(What this task involves) Return all entries word for word, but drop any images.

(Supplied material)
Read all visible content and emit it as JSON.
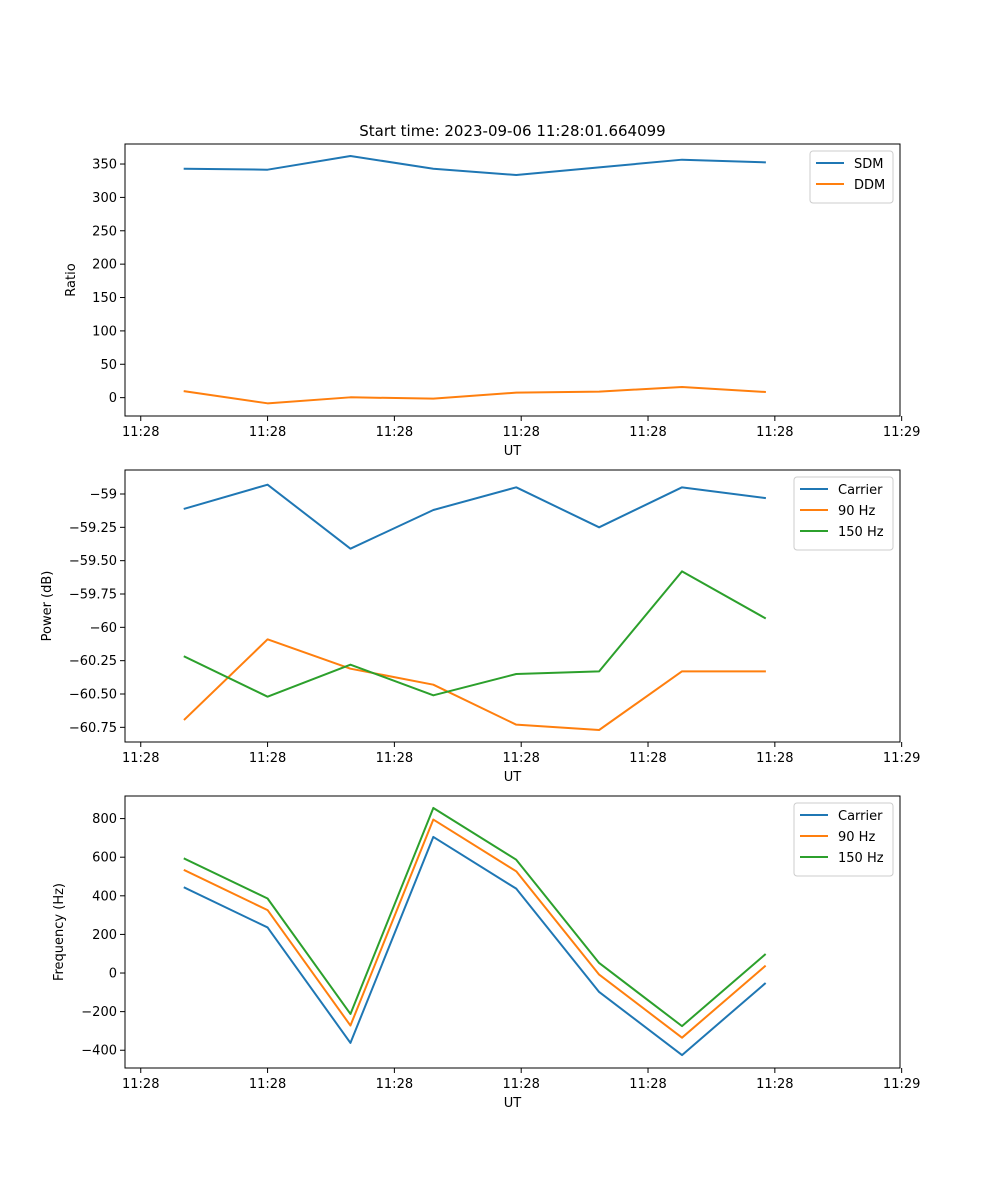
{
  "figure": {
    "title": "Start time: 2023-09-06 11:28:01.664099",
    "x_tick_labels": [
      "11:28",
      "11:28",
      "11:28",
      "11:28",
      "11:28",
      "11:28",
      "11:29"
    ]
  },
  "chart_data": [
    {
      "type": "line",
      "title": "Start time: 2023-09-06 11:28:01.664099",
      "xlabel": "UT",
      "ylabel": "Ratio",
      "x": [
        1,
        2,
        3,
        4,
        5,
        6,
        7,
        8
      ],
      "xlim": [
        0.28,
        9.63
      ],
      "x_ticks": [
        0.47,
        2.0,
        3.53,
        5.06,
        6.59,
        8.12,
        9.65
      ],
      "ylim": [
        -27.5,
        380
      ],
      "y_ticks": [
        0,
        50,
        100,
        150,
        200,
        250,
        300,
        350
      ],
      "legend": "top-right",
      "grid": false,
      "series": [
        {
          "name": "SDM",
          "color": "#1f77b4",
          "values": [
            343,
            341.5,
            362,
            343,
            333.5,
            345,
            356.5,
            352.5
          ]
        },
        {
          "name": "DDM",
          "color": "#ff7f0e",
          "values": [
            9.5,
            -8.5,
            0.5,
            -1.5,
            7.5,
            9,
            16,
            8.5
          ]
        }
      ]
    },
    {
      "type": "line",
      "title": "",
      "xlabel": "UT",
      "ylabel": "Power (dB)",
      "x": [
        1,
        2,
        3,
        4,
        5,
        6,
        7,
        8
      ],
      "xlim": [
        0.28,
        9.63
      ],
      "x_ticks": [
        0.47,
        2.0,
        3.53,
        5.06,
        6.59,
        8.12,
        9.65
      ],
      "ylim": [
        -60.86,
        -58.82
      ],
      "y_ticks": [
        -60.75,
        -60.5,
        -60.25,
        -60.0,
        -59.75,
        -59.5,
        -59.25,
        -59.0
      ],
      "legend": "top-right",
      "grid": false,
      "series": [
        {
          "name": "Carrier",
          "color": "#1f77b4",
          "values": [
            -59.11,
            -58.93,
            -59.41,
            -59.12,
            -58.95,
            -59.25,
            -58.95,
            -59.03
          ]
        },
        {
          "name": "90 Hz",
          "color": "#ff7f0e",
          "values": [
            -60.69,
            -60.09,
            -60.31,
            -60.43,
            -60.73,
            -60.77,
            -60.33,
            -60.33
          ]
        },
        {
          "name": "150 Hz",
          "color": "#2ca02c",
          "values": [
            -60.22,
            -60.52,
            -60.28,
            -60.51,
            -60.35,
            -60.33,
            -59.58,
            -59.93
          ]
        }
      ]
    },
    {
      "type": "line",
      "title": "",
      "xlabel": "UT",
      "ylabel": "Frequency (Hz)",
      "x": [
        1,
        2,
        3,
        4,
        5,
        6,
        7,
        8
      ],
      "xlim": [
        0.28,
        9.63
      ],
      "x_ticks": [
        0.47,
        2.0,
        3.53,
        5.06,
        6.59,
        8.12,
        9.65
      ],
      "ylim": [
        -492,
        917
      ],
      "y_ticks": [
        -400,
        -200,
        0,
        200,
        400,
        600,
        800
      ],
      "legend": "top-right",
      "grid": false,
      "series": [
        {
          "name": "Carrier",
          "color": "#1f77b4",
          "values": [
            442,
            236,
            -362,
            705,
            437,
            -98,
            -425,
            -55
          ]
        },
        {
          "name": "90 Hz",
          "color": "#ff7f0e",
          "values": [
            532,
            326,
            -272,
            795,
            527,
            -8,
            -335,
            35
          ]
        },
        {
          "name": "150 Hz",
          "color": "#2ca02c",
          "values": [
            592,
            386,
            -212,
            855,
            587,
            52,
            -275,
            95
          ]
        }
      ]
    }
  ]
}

(Answer below)
Read all visible content and emit it as JSON.
{
  "figure": {
    "title": "Start time: 2023-09-06 11:28:01.664099",
    "x_tick_labels": [
      "11:28",
      "11:28",
      "11:28",
      "11:28",
      "11:28",
      "11:28",
      "11:29"
    ]
  },
  "chart_data": [
    {
      "type": "line",
      "title": "Start time: 2023-09-06 11:28:01.664099",
      "xlabel": "UT",
      "ylabel": "Ratio",
      "x": [
        1,
        2,
        3,
        4,
        5,
        6,
        7,
        8
      ],
      "xlim": [
        0.28,
        9.63
      ],
      "x_ticks": [
        0.47,
        2.0,
        3.53,
        5.06,
        6.59,
        8.12,
        9.65
      ],
      "ylim": [
        -27.5,
        380
      ],
      "y_ticks": [
        0,
        50,
        100,
        150,
        200,
        250,
        300,
        350
      ],
      "legend": "top-right",
      "grid": false,
      "series": [
        {
          "name": "SDM",
          "color": "#1f77b4",
          "values": [
            343,
            341.5,
            362,
            343,
            333.5,
            345,
            356.5,
            352.5
          ]
        },
        {
          "name": "DDM",
          "color": "#ff7f0e",
          "values": [
            9.5,
            -8.5,
            0.5,
            -1.5,
            7.5,
            9,
            16,
            8.5
          ]
        }
      ]
    },
    {
      "type": "line",
      "title": "",
      "xlabel": "UT",
      "ylabel": "Power (dB)",
      "x": [
        1,
        2,
        3,
        4,
        5,
        6,
        7,
        8
      ],
      "xlim": [
        0.28,
        9.63
      ],
      "x_ticks": [
        0.47,
        2.0,
        3.53,
        5.06,
        6.59,
        8.12,
        9.65
      ],
      "ylim": [
        -60.86,
        -58.82
      ],
      "y_ticks": [
        -60.75,
        -60.5,
        -60.25,
        -60.0,
        -59.75,
        -59.5,
        -59.25,
        -59.0
      ],
      "legend": "top-right",
      "grid": false,
      "series": [
        {
          "name": "Carrier",
          "color": "#1f77b4",
          "values": [
            -59.11,
            -58.93,
            -59.41,
            -59.12,
            -58.95,
            -59.25,
            -58.95,
            -59.03
          ]
        },
        {
          "name": "90 Hz",
          "color": "#ff7f0e",
          "values": [
            -60.69,
            -60.09,
            -60.31,
            -60.43,
            -60.73,
            -60.77,
            -60.33,
            -60.33
          ]
        },
        {
          "name": "150 Hz",
          "color": "#2ca02c",
          "values": [
            -60.22,
            -60.52,
            -60.28,
            -60.51,
            -60.35,
            -60.33,
            -59.58,
            -59.93
          ]
        }
      ]
    },
    {
      "type": "line",
      "title": "",
      "xlabel": "UT",
      "ylabel": "Frequency (Hz)",
      "x": [
        1,
        2,
        3,
        4,
        5,
        6,
        7,
        8
      ],
      "xlim": [
        0.28,
        9.63
      ],
      "x_ticks": [
        0.47,
        2.0,
        3.53,
        5.06,
        6.59,
        8.12,
        9.65
      ],
      "ylim": [
        -492,
        917
      ],
      "y_ticks": [
        -400,
        -200,
        0,
        200,
        400,
        600,
        800
      ],
      "legend": "top-right",
      "grid": false,
      "series": [
        {
          "name": "Carrier",
          "color": "#1f77b4",
          "values": [
            442,
            236,
            -362,
            705,
            437,
            -98,
            -425,
            -55
          ]
        },
        {
          "name": "90 Hz",
          "color": "#ff7f0e",
          "values": [
            532,
            326,
            -272,
            795,
            527,
            -8,
            -335,
            35
          ]
        },
        {
          "name": "150 Hz",
          "color": "#2ca02c",
          "values": [
            592,
            386,
            -212,
            855,
            587,
            52,
            -275,
            95
          ]
        }
      ]
    }
  ]
}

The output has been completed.